● **GIVEN TASK**:
Will you give every entry again exactly as it stands?

[Figure collection entries]
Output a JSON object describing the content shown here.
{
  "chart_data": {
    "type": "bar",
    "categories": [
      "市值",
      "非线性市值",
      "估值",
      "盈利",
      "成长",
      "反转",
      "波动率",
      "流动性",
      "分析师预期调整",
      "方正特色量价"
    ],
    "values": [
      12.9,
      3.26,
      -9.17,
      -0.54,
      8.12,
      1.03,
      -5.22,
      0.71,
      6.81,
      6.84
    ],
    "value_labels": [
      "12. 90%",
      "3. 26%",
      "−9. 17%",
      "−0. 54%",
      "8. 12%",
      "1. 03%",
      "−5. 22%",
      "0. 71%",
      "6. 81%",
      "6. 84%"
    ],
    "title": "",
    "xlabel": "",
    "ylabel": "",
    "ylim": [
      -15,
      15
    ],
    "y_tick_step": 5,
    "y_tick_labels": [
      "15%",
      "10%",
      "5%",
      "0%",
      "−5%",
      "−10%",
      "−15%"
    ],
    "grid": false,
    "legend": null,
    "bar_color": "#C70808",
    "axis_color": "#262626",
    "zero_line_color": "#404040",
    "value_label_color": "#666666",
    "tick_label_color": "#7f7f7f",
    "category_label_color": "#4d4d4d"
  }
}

● **SOLUTION BELOW**:
Output a JSON object describing the content shown here.
{
  "chart_data": {
    "type": "bar",
    "categories": [
      "市值",
      "非线性市值",
      "估值",
      "盈利",
      "成长",
      "反转",
      "波动率",
      "流动性",
      "分析师预期调整",
      "方正特色量价"
    ],
    "values": [
      12.9,
      3.26,
      -9.17,
      -0.54,
      8.12,
      1.03,
      -5.22,
      0.71,
      6.81,
      6.84
    ],
    "value_labels": [
      "12. 90%",
      "3. 26%",
      "−9. 17%",
      "−0. 54%",
      "8. 12%",
      "1. 03%",
      "−5. 22%",
      "0. 71%",
      "6. 81%",
      "6. 84%"
    ],
    "title": "",
    "xlabel": "",
    "ylabel": "",
    "ylim": [
      -15,
      15
    ],
    "y_tick_step": 5,
    "y_tick_labels": [
      "15%",
      "10%",
      "5%",
      "0%",
      "−5%",
      "−10%",
      "−15%"
    ],
    "grid": false,
    "legend": null,
    "bar_color": "#C70808",
    "axis_color": "#262626",
    "zero_line_color": "#404040",
    "value_label_color": "#666666",
    "tick_label_color": "#7f7f7f",
    "category_label_color": "#4d4d4d"
  }
}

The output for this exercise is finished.